--- Given instruction ---
Reproduce each line of the listing exactly.

--- Exercise input ---
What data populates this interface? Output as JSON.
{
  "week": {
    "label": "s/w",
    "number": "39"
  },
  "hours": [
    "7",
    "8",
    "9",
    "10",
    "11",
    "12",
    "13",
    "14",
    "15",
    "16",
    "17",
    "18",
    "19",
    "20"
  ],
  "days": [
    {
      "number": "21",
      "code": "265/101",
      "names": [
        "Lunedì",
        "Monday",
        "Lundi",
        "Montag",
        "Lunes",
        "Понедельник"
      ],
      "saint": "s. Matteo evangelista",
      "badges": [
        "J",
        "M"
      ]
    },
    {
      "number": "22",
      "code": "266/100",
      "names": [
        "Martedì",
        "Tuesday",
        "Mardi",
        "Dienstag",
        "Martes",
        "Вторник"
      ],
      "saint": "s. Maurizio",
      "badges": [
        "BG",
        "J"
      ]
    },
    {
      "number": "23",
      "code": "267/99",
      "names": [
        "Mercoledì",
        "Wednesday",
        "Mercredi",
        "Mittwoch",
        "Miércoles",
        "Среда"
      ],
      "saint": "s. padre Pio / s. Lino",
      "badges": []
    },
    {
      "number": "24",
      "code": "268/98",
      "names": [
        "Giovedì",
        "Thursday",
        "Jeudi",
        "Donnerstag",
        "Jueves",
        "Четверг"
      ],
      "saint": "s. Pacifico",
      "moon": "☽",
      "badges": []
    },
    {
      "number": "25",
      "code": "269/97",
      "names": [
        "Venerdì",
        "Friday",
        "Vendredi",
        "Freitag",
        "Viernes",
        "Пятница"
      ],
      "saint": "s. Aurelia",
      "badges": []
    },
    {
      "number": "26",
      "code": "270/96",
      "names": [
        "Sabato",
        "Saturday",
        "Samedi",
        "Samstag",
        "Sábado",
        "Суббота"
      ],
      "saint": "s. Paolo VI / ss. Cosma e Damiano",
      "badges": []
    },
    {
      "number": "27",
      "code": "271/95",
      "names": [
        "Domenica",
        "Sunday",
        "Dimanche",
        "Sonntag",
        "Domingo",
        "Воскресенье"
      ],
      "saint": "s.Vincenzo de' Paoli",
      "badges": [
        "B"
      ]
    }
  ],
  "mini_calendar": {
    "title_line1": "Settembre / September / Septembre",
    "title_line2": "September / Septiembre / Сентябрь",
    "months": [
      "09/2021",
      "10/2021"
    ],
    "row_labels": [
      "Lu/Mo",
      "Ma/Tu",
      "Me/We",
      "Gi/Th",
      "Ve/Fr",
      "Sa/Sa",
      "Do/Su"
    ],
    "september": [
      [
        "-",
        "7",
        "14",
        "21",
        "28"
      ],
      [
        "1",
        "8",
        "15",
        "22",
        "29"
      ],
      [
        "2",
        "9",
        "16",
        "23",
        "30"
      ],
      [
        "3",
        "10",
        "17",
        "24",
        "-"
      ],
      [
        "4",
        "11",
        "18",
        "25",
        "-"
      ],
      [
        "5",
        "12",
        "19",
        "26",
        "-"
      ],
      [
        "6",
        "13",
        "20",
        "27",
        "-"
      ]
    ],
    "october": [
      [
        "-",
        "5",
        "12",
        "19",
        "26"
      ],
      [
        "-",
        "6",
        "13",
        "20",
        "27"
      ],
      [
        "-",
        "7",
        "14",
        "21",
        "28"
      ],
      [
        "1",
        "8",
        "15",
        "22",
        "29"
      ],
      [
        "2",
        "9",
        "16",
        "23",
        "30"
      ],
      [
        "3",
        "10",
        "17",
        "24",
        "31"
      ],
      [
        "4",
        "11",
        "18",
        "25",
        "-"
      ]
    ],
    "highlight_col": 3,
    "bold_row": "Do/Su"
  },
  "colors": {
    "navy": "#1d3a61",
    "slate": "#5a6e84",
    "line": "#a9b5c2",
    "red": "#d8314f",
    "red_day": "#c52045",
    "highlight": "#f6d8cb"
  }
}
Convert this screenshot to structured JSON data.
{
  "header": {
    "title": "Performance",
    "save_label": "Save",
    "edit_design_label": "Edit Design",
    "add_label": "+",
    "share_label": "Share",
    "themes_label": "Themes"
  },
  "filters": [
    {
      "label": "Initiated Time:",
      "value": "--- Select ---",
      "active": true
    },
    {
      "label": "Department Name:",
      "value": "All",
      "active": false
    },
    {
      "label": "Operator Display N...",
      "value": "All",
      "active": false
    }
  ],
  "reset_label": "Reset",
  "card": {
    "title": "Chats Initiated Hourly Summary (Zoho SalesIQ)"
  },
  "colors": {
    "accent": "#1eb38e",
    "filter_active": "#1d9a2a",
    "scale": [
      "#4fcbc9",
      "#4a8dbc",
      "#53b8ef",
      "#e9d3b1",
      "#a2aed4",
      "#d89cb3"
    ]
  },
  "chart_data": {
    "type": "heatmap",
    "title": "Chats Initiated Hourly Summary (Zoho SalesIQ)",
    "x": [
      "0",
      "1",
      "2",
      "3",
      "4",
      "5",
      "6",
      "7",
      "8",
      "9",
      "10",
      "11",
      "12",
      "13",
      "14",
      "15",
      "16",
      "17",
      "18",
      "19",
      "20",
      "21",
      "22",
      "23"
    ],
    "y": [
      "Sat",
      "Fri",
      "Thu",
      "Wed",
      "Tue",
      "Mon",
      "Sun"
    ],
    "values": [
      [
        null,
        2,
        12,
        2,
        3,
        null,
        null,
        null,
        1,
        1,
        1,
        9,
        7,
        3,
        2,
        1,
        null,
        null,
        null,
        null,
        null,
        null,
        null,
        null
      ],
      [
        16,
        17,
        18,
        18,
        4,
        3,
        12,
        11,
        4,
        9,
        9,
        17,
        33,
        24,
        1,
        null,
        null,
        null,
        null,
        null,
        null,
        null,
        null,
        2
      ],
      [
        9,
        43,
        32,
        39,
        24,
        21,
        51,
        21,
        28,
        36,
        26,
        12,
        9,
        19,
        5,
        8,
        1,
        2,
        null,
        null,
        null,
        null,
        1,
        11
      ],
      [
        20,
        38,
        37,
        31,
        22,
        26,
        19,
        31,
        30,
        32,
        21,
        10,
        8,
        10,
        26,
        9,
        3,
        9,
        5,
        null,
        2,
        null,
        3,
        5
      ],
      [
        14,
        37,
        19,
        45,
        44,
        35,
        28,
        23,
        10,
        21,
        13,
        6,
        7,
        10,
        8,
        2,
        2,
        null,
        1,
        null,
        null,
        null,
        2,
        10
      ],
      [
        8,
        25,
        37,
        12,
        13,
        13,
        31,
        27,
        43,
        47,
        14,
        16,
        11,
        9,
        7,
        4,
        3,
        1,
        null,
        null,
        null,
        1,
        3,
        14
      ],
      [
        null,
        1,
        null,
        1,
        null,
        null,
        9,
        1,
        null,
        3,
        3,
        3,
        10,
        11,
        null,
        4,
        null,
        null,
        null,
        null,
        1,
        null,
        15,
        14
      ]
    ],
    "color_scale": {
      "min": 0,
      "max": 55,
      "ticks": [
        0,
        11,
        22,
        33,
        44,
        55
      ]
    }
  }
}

--- Response to the exercise ---
What data populates this interface? Output as JSON.
{
  "week": {
    "label": "s/w",
    "number": "39"
  },
  "hours": [
    "7",
    "8",
    "9",
    "10",
    "11",
    "12",
    "13",
    "14",
    "15",
    "16",
    "17",
    "18",
    "19",
    "20"
  ],
  "days": [
    {
      "number": "21",
      "code": "265/101",
      "names": [
        "Lunedì",
        "Monday",
        "Lundi",
        "Montag",
        "Lunes",
        "Понедельник"
      ],
      "saint": "s. Matteo evangelista",
      "badges": [
        "J",
        "M"
      ]
    },
    {
      "number": "22",
      "code": "266/100",
      "names": [
        "Martedì",
        "Tuesday",
        "Mardi",
        "Dienstag",
        "Martes",
        "Вторник"
      ],
      "saint": "s. Maurizio",
      "badges": [
        "BG",
        "J"
      ]
    },
    {
      "number": "23",
      "code": "267/99",
      "names": [
        "Mercoledì",
        "Wednesday",
        "Mercredi",
        "Mittwoch",
        "Miércoles",
        "Среда"
      ],
      "saint": "s. padre Pio / s. Lino",
      "badges": []
    },
    {
      "number": "24",
      "code": "268/98",
      "names": [
        "Giovedì",
        "Thursday",
        "Jeudi",
        "Donnerstag",
        "Jueves",
        "Четверг"
      ],
      "saint": "s. Pacifico",
      "moon": "☽",
      "badges": []
    },
    {
      "number": "25",
      "code": "269/97",
      "names": [
        "Venerdì",
        "Friday",
        "Vendredi",
        "Freitag",
        "Viernes",
        "Пятница"
      ],
      "saint": "s. Aurelia",
      "badges": []
    },
    {
      "number": "26",
      "code": "270/96",
      "names": [
        "Sabato",
        "Saturday",
        "Samedi",
        "Samstag",
        "Sábado",
        "Суббота"
      ],
      "saint": "s. Paolo VI / ss. Cosma e Damiano",
      "badges": []
    },
    {
      "number": "27",
      "code": "271/95",
      "names": [
        "Domenica",
        "Sunday",
        "Dimanche",
        "Sonntag",
        "Domingo",
        "Воскресенье"
      ],
      "saint": "s.Vincenzo de' Paoli",
      "badges": [
        "B"
      ]
    }
  ],
  "mini_calendar": {
    "title_line1": "Settembre / September / Septembre",
    "title_line2": "September / Septiembre / Сентябрь",
    "months": [
      "09/2021",
      "10/2021"
    ],
    "row_labels": [
      "Lu/Mo",
      "Ma/Tu",
      "Me/We",
      "Gi/Th",
      "Ve/Fr",
      "Sa/Sa",
      "Do/Su"
    ],
    "september": [
      [
        "-",
        "7",
        "14",
        "21",
        "28"
      ],
      [
        "1",
        "8",
        "15",
        "22",
        "29"
      ],
      [
        "2",
        "9",
        "16",
        "23",
        "30"
      ],
      [
        "3",
        "10",
        "17",
        "24",
        "-"
      ],
      [
        "4",
        "11",
        "18",
        "25",
        "-"
      ],
      [
        "5",
        "12",
        "19",
        "26",
        "-"
      ],
      [
        "6",
        "13",
        "20",
        "27",
        "-"
      ]
    ],
    "october": [
      [
        "-",
        "5",
        "12",
        "19",
        "26"
      ],
      [
        "-",
        "6",
        "13",
        "20",
        "27"
      ],
      [
        "-",
        "7",
        "14",
        "21",
        "28"
      ],
      [
        "1",
        "8",
        "15",
        "22",
        "29"
      ],
      [
        "2",
        "9",
        "16",
        "23",
        "30"
      ],
      [
        "3",
        "10",
        "17",
        "24",
        "31"
      ],
      [
        "4",
        "11",
        "18",
        "25",
        "-"
      ]
    ],
    "highlight_col": 3,
    "bold_row": "Do/Su"
  },
  "colors": {
    "navy": "#1d3a61",
    "slate": "#5a6e84",
    "line": "#a9b5c2",
    "red": "#d8314f",
    "red_day": "#c52045",
    "highlight": "#f6d8cb"
  }
}
Convert this screenshot to structured JSON data.
{
  "header": {
    "title": "Performance",
    "save_label": "Save",
    "edit_design_label": "Edit Design",
    "add_label": "+",
    "share_label": "Share",
    "themes_label": "Themes"
  },
  "filters": [
    {
      "label": "Initiated Time:",
      "value": "--- Select ---",
      "active": true
    },
    {
      "label": "Department Name:",
      "value": "All",
      "active": false
    },
    {
      "label": "Operator Display N...",
      "value": "All",
      "active": false
    }
  ],
  "reset_label": "Reset",
  "card": {
    "title": "Chats Initiated Hourly Summary (Zoho SalesIQ)"
  },
  "colors": {
    "accent": "#1eb38e",
    "filter_active": "#1d9a2a",
    "scale": [
      "#4fcbc9",
      "#4a8dbc",
      "#53b8ef",
      "#e9d3b1",
      "#a2aed4",
      "#d89cb3"
    ]
  },
  "chart_data": {
    "type": "heatmap",
    "title": "Chats Initiated Hourly Summary (Zoho SalesIQ)",
    "x": [
      "0",
      "1",
      "2",
      "3",
      "4",
      "5",
      "6",
      "7",
      "8",
      "9",
      "10",
      "11",
      "12",
      "13",
      "14",
      "15",
      "16",
      "17",
      "18",
      "19",
      "20",
      "21",
      "22",
      "23"
    ],
    "y": [
      "Sat",
      "Fri",
      "Thu",
      "Wed",
      "Tue",
      "Mon",
      "Sun"
    ],
    "values": [
      [
        null,
        2,
        12,
        2,
        3,
        null,
        null,
        null,
        1,
        1,
        1,
        9,
        7,
        3,
        2,
        1,
        null,
        null,
        null,
        null,
        null,
        null,
        null,
        null
      ],
      [
        16,
        17,
        18,
        18,
        4,
        3,
        12,
        11,
        4,
        9,
        9,
        17,
        33,
        24,
        1,
        null,
        null,
        null,
        null,
        null,
        null,
        null,
        null,
        2
      ],
      [
        9,
        43,
        32,
        39,
        24,
        21,
        51,
        21,
        28,
        36,
        26,
        12,
        9,
        19,
        5,
        8,
        1,
        2,
        null,
        null,
        null,
        null,
        1,
        11
      ],
      [
        20,
        38,
        37,
        31,
        22,
        26,
        19,
        31,
        30,
        32,
        21,
        10,
        8,
        10,
        26,
        9,
        3,
        9,
        5,
        null,
        2,
        null,
        3,
        5
      ],
      [
        14,
        37,
        19,
        45,
        44,
        35,
        28,
        23,
        10,
        21,
        13,
        6,
        7,
        10,
        8,
        2,
        2,
        null,
        1,
        null,
        null,
        null,
        2,
        10
      ],
      [
        8,
        25,
        37,
        12,
        13,
        13,
        31,
        27,
        43,
        47,
        14,
        16,
        11,
        9,
        7,
        4,
        3,
        1,
        null,
        null,
        null,
        1,
        3,
        14
      ],
      [
        null,
        1,
        null,
        1,
        null,
        null,
        9,
        1,
        null,
        3,
        3,
        3,
        10,
        11,
        null,
        4,
        null,
        null,
        null,
        null,
        1,
        null,
        15,
        14
      ]
    ],
    "color_scale": {
      "min": 0,
      "max": 55,
      "ticks": [
        0,
        11,
        22,
        33,
        44,
        55
      ]
    }
  }
}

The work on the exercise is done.